[start]

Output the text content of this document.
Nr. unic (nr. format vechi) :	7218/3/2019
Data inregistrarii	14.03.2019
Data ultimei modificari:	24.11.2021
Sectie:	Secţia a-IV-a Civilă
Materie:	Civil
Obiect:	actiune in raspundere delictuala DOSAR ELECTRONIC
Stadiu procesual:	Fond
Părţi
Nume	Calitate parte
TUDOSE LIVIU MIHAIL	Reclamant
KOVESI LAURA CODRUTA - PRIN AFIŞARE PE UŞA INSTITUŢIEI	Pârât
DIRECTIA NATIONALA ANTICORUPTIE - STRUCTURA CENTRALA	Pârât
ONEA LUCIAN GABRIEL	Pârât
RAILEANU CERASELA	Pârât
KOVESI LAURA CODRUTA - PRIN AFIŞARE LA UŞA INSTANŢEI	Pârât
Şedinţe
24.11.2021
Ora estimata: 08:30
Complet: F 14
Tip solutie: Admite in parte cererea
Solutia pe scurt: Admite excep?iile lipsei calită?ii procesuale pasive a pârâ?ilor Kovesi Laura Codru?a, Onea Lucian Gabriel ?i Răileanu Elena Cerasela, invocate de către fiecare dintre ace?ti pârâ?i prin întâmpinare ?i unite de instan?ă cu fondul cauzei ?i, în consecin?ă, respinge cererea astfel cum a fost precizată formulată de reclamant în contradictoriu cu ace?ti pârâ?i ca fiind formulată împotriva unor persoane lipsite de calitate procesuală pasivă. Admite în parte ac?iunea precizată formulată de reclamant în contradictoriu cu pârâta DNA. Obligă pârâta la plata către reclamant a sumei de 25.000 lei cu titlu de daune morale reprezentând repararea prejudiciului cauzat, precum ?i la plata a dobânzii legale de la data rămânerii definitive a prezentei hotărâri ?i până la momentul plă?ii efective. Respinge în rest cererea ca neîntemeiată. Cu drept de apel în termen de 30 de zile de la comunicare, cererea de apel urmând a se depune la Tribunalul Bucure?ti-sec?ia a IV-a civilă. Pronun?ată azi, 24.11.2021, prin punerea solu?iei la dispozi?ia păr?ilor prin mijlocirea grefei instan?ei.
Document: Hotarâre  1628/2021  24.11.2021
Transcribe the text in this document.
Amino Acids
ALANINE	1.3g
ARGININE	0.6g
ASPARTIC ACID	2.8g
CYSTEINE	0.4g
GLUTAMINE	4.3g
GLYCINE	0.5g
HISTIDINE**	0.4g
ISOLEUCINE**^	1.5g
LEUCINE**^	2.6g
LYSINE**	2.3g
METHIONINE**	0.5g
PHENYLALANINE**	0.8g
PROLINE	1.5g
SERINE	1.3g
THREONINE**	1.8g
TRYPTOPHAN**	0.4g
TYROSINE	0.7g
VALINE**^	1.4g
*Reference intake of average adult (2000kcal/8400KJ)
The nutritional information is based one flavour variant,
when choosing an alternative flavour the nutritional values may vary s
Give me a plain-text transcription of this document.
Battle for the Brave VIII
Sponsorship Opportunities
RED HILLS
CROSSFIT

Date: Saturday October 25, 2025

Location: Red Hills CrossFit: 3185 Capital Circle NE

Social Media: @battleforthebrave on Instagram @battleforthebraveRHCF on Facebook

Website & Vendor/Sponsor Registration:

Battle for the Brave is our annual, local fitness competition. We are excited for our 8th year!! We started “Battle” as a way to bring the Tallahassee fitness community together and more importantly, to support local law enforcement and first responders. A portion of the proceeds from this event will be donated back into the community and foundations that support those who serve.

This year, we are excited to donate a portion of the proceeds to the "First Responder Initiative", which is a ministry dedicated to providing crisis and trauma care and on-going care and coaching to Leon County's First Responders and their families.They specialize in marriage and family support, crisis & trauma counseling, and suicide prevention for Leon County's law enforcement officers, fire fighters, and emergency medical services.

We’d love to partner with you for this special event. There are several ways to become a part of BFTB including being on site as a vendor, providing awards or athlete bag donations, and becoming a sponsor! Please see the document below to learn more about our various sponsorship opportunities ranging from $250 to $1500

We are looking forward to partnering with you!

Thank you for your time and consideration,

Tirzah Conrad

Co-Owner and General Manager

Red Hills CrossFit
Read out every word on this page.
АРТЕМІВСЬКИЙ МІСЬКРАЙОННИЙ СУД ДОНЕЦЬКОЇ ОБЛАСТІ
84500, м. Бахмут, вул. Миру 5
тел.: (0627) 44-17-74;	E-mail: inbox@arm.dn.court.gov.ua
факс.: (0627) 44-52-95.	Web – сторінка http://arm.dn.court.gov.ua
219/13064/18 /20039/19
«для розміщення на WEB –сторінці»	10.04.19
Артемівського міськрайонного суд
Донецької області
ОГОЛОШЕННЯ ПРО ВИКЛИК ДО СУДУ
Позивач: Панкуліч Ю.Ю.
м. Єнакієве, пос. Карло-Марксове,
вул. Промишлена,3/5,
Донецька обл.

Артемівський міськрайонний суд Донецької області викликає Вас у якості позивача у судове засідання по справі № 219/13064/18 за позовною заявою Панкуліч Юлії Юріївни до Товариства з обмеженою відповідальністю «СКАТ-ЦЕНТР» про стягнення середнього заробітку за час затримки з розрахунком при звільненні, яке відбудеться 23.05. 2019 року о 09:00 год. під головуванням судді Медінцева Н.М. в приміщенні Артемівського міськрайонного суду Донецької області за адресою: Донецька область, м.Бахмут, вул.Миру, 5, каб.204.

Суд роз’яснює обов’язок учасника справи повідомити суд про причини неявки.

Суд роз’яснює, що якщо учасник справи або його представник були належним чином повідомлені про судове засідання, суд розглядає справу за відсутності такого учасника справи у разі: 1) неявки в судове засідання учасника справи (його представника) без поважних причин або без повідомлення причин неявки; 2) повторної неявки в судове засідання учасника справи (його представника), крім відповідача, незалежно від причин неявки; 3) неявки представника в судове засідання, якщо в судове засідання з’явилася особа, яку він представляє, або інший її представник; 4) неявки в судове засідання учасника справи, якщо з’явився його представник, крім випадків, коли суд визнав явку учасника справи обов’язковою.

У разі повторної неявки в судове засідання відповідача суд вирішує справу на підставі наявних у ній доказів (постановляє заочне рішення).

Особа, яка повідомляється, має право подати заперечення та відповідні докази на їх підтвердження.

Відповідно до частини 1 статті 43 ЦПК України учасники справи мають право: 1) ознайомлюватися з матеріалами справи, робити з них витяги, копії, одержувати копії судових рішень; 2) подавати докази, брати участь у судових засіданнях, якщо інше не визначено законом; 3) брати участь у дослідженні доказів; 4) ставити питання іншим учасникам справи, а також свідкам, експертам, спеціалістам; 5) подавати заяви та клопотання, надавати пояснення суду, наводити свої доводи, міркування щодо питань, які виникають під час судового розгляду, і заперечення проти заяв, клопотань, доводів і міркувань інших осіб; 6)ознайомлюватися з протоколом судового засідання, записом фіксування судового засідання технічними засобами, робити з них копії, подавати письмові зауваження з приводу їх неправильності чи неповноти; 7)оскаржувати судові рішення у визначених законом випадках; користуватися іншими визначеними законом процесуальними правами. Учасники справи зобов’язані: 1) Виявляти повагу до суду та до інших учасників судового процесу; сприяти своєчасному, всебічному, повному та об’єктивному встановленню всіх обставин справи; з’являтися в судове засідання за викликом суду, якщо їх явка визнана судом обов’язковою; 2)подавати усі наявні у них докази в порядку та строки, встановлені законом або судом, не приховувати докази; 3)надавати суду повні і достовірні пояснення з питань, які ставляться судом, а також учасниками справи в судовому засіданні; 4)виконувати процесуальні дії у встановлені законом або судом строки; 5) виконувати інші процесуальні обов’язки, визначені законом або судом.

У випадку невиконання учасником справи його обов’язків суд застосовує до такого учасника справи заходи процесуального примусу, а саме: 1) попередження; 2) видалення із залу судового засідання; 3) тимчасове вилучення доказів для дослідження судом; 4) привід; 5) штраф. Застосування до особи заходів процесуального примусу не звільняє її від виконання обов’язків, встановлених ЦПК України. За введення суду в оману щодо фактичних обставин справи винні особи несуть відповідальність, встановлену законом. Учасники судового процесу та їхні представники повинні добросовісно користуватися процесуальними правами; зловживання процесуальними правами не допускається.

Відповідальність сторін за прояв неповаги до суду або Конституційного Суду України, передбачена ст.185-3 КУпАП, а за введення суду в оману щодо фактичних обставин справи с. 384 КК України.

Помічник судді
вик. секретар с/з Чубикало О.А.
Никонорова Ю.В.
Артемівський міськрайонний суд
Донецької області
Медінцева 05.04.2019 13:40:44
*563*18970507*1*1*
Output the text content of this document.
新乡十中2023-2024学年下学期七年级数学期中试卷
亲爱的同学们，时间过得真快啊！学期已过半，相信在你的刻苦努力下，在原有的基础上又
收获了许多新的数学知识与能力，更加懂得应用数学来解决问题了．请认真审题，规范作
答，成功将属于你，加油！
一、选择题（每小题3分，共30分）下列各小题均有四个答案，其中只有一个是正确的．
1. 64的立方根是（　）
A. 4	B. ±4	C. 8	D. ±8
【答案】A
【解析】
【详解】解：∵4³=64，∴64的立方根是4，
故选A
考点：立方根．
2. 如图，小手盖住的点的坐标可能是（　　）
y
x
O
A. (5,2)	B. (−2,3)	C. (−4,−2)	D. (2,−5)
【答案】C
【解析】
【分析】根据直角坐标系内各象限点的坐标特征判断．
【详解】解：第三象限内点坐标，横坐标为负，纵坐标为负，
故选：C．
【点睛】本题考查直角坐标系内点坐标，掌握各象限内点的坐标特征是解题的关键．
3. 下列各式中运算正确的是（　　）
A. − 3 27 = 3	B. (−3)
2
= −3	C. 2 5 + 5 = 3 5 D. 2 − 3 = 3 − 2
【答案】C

[end]

Requirements |
Gather and return every line that holds the string "Медінцева".

Task output |
Артемівський міськрайонний суд Донецької області викликає Вас у якості позивача у судове засідання по справі № 219/13064/18 за позовною заявою Панкуліч Юлії Юріївни до Товариства з обмеженою відповідальністю «СКАТ-ЦЕНТР» про стягнення середнього заробітку за час затримки з розрахунком при звільненні, яке відбудеться 23.05. 2019 року о 09:00 год. під головуванням судді Медінцева Н.М. в приміщенні Артемівського міськрайонного суду Донецької області за адресою: Донецька область, м.Бахмут, вул.Миру, 5, каб.204.
Медінцева 05.04.2019 13:40:44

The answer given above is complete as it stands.